● THE TASK
Print the full listing exactly.

--- BEGIN STORED RECORDS ---

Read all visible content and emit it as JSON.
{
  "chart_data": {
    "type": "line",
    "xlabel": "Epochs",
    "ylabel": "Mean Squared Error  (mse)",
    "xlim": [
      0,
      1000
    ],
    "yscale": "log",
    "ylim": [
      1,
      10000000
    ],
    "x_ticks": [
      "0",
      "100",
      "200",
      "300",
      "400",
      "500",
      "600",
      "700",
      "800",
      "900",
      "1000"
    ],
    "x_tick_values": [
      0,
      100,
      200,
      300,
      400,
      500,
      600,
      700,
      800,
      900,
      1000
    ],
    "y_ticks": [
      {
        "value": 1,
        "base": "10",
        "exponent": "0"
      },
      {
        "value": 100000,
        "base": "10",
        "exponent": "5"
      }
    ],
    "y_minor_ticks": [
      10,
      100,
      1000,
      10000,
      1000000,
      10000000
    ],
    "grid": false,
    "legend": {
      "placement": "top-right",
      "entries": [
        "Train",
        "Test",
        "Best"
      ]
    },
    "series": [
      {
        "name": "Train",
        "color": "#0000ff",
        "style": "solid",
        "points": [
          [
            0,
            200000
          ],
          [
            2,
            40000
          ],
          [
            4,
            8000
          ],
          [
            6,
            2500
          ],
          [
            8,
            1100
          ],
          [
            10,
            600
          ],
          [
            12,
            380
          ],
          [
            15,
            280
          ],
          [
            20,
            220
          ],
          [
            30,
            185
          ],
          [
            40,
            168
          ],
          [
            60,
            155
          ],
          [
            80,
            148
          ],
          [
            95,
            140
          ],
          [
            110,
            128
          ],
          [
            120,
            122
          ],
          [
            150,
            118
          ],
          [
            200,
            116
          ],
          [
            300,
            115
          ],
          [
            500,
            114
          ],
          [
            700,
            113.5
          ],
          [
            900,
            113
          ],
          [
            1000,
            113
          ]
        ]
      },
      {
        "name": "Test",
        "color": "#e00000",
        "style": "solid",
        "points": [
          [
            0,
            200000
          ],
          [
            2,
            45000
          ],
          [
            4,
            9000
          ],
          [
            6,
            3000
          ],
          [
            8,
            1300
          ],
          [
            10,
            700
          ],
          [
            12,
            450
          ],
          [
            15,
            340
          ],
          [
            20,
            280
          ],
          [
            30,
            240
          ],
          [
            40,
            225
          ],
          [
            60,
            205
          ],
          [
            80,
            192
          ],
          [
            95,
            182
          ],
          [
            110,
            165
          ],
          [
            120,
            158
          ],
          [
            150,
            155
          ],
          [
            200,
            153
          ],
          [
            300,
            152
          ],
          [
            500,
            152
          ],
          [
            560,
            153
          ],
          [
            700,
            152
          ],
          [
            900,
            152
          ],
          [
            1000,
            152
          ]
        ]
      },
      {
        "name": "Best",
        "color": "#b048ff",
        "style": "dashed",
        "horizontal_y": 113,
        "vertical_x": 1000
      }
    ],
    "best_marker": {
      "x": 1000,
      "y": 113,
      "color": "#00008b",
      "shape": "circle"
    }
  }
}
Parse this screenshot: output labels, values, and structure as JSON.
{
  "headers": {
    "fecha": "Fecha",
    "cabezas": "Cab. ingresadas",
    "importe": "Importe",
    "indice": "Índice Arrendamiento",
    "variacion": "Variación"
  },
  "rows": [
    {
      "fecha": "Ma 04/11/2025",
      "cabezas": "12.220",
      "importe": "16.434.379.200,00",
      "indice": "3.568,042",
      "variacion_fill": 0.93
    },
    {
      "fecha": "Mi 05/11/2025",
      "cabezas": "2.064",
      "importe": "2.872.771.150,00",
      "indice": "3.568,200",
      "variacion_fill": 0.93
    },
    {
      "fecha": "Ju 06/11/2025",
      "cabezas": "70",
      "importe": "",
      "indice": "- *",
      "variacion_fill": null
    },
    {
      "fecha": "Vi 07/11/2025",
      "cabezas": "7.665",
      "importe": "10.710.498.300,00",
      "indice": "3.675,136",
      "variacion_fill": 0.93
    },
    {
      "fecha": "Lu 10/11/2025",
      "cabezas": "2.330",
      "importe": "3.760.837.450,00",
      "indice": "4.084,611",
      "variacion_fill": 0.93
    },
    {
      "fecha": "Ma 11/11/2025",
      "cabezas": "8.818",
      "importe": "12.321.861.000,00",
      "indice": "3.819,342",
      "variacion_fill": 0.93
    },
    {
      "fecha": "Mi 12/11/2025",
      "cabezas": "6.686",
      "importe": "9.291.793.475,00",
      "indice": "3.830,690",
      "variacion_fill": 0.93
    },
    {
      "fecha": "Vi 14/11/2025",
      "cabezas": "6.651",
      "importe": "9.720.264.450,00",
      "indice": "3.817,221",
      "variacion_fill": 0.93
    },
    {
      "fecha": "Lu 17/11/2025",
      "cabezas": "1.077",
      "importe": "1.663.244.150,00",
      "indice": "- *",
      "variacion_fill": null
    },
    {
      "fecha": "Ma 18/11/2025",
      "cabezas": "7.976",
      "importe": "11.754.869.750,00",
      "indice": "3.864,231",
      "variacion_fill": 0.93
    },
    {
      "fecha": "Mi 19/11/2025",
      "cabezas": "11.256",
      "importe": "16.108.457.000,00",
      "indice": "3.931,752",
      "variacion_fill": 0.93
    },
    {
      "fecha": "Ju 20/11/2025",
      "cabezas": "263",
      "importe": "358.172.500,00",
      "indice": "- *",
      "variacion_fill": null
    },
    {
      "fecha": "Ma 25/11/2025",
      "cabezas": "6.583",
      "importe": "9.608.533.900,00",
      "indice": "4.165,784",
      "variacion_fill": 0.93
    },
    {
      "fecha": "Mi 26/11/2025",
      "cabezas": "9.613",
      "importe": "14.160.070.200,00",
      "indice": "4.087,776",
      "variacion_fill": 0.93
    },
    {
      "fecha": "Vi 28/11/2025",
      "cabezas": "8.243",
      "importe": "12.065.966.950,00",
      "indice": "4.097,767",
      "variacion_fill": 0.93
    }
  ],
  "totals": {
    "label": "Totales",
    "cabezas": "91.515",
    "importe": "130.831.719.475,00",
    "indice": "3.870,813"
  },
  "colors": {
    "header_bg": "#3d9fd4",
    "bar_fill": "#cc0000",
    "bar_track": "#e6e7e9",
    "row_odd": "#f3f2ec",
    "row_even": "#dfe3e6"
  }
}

--- END STORED RECORDS ---

● IN RESPONSE
Read all visible content and emit it as JSON.
{
  "chart_data": {
    "type": "line",
    "xlabel": "Epochs",
    "ylabel": "Mean Squared Error  (mse)",
    "xlim": [
      0,
      1000
    ],
    "yscale": "log",
    "ylim": [
      1,
      10000000
    ],
    "x_ticks": [
      "0",
      "100",
      "200",
      "300",
      "400",
      "500",
      "600",
      "700",
      "800",
      "900",
      "1000"
    ],
    "x_tick_values": [
      0,
      100,
      200,
      300,
      400,
      500,
      600,
      700,
      800,
      900,
      1000
    ],
    "y_ticks": [
      {
        "value": 1,
        "base": "10",
        "exponent": "0"
      },
      {
        "value": 100000,
        "base": "10",
        "exponent": "5"
      }
    ],
    "y_minor_ticks": [
      10,
      100,
      1000,
      10000,
      1000000,
      10000000
    ],
    "grid": false,
    "legend": {
      "placement": "top-right",
      "entries": [
        "Train",
        "Test",
        "Best"
      ]
    },
    "series": [
      {
        "name": "Train",
        "color": "#0000ff",
        "style": "solid",
        "points": [
          [
            0,
            200000
          ],
          [
            2,
            40000
          ],
          [
            4,
            8000
          ],
          [
            6,
            2500
          ],
          [
            8,
            1100
          ],
          [
            10,
            600
          ],
          [
            12,
            380
          ],
          [
            15,
            280
          ],
          [
            20,
            220
          ],
          [
            30,
            185
          ],
          [
            40,
            168
          ],
          [
            60,
            155
          ],
          [
            80,
            148
          ],
          [
            95,
            140
          ],
          [
            110,
            128
          ],
          [
            120,
            122
          ],
          [
            150,
            118
          ],
          [
            200,
            116
          ],
          [
            300,
            115
          ],
          [
            500,
            114
          ],
          [
            700,
            113.5
          ],
          [
            900,
            113
          ],
          [
            1000,
            113
          ]
        ]
      },
      {
        "name": "Test",
        "color": "#e00000",
        "style": "solid",
        "points": [
          [
            0,
            200000
          ],
          [
            2,
            45000
          ],
          [
            4,
            9000
          ],
          [
            6,
            3000
          ],
          [
            8,
            1300
          ],
          [
            10,
            700
          ],
          [
            12,
            450
          ],
          [
            15,
            340
          ],
          [
            20,
            280
          ],
          [
            30,
            240
          ],
          [
            40,
            225
          ],
          [
            60,
            205
          ],
          [
            80,
            192
          ],
          [
            95,
            182
          ],
          [
            110,
            165
          ],
          [
            120,
            158
          ],
          [
            150,
            155
          ],
          [
            200,
            153
          ],
          [
            300,
            152
          ],
          [
            500,
            152
          ],
          [
            560,
            153
          ],
          [
            700,
            152
          ],
          [
            900,
            152
          ],
          [
            1000,
            152
          ]
        ]
      },
      {
        "name": "Best",
        "color": "#b048ff",
        "style": "dashed",
        "horizontal_y": 113,
        "vertical_x": 1000
      }
    ],
    "best_marker": {
      "x": 1000,
      "y": 113,
      "color": "#00008b",
      "shape": "circle"
    }
  }
}
Parse this screenshot: output labels, values, and structure as JSON.
{
  "headers": {
    "fecha": "Fecha",
    "cabezas": "Cab. ingresadas",
    "importe": "Importe",
    "indice": "Índice Arrendamiento",
    "variacion": "Variación"
  },
  "rows": [
    {
      "fecha": "Ma 04/11/2025",
      "cabezas": "12.220",
      "importe": "16.434.379.200,00",
      "indice": "3.568,042",
      "variacion_fill": 0.93
    },
    {
      "fecha": "Mi 05/11/2025",
      "cabezas": "2.064",
      "importe": "2.872.771.150,00",
      "indice": "3.568,200",
      "variacion_fill": 0.93
    },
    {
      "fecha": "Ju 06/11/2025",
      "cabezas": "70",
      "importe": "",
      "indice": "- *",
      "variacion_fill": null
    },
    {
      "fecha": "Vi 07/11/2025",
      "cabezas": "7.665",
      "importe": "10.710.498.300,00",
      "indice": "3.675,136",
      "variacion_fill": 0.93
    },
    {
      "fecha": "Lu 10/11/2025",
      "cabezas": "2.330",
      "importe": "3.760.837.450,00",
      "indice": "4.084,611",
      "variacion_fill": 0.93
    },
    {
      "fecha": "Ma 11/11/2025",
      "cabezas": "8.818",
      "importe": "12.321.861.000,00",
      "indice": "3.819,342",
      "variacion_fill": 0.93
    },
    {
      "fecha": "Mi 12/11/2025",
      "cabezas": "6.686",
      "importe": "9.291.793.475,00",
      "indice": "3.830,690",
      "variacion_fill": 0.93
    },
    {
      "fecha": "Vi 14/11/2025",
      "cabezas": "6.651",
      "importe": "9.720.264.450,00",
      "indice": "3.817,221",
      "variacion_fill": 0.93
    },
    {
      "fecha": "Lu 17/11/2025",
      "cabezas": "1.077",
      "importe": "1.663.244.150,00",
      "indice": "- *",
      "variacion_fill": null
    },
    {
      "fecha": "Ma 18/11/2025",
      "cabezas": "7.976",
      "importe": "11.754.869.750,00",
      "indice": "3.864,231",
      "variacion_fill": 0.93
    },
    {
      "fecha": "Mi 19/11/2025",
      "cabezas": "11.256",
      "importe": "16.108.457.000,00",
      "indice": "3.931,752",
      "variacion_fill": 0.93
    },
    {
      "fecha": "Ju 20/11/2025",
      "cabezas": "263",
      "importe": "358.172.500,00",
      "indice": "- *",
      "variacion_fill": null
    },
    {
      "fecha": "Ma 25/11/2025",
      "cabezas": "6.583",
      "importe": "9.608.533.900,00",
      "indice": "4.165,784",
      "variacion_fill": 0.93
    },
    {
      "fecha": "Mi 26/11/2025",
      "cabezas": "9.613",
      "importe": "14.160.070.200,00",
      "indice": "4.087,776",
      "variacion_fill": 0.93
    },
    {
      "fecha": "Vi 28/11/2025",
      "cabezas": "8.243",
      "importe": "12.065.966.950,00",
      "indice": "4.097,767",
      "variacion_fill": 0.93
    }
  ],
  "totals": {
    "label": "Totales",
    "cabezas": "91.515",
    "importe": "130.831.719.475,00",
    "indice": "3.870,813"
  },
  "colors": {
    "header_bg": "#3d9fd4",
    "bar_fill": "#cc0000",
    "bar_track": "#e6e7e9",
    "row_odd": "#f3f2ec",
    "row_even": "#dfe3e6"
  }
}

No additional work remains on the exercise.